▸ **Selected excerpt**:
It plays in the French countryside sometime in the 19th century, based on the fact that lighting in the manor is solely by candles and the hearth is wood-fired. It is not clear what Dodin’s profession is other than chef, because we never see him working other than in his own kitchen, serving a handful of his friends in the village. He obviously has a reputation as a superb chef, since he is even invited for dinner by a prince traveling through the area.

The Taste of Things is a French film with English subtitles. I enjoyed listening to the French in an effort to practice my 40-years-rusty French. The photography is exquisite. It made me feel like I was walking around in a Renoir painting.

There was no music, no soundtrack of any type, other than the constant French dialog, which is somewhat musical on its own. The only music I remember was when the final credits rolled.

▸ **Stored data**:

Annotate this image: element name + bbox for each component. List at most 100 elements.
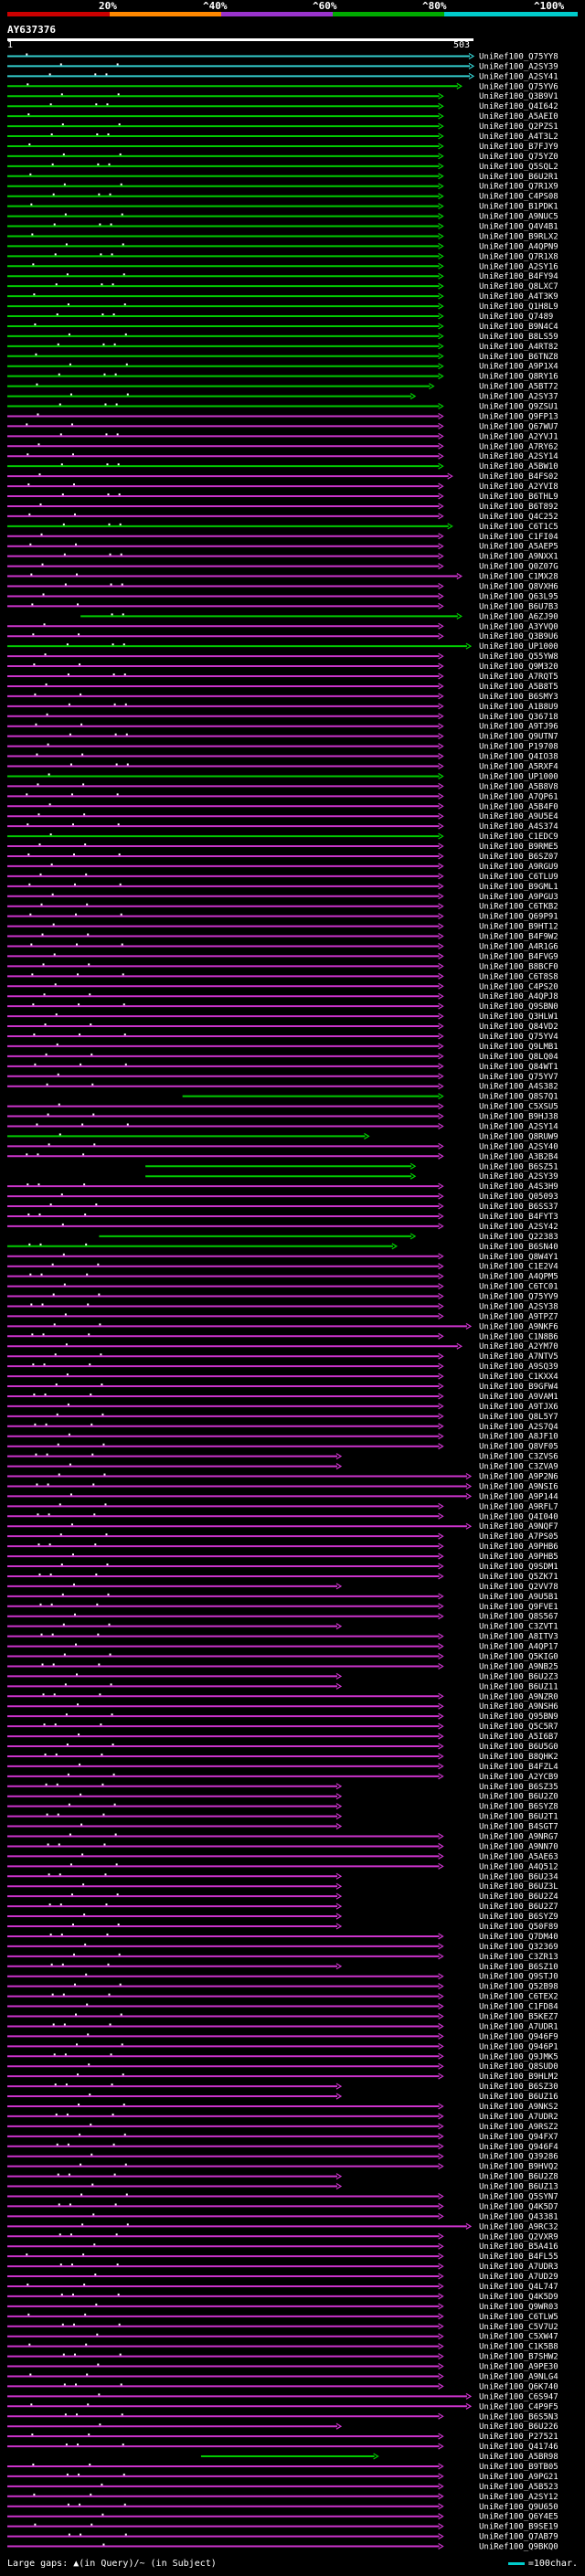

▸ **What the task asks**: Transcribe the passage of the film review starting at "The Taste of" and ending at "a Renoir painting.".

▸ **Completed task**:
The Taste of Things is a French film with English subtitles. I enjoyed listening to the French in an effort to practice my 40-years-rusty French. The photography is exquisite. It made me feel like I was walking around in a Renoir painting.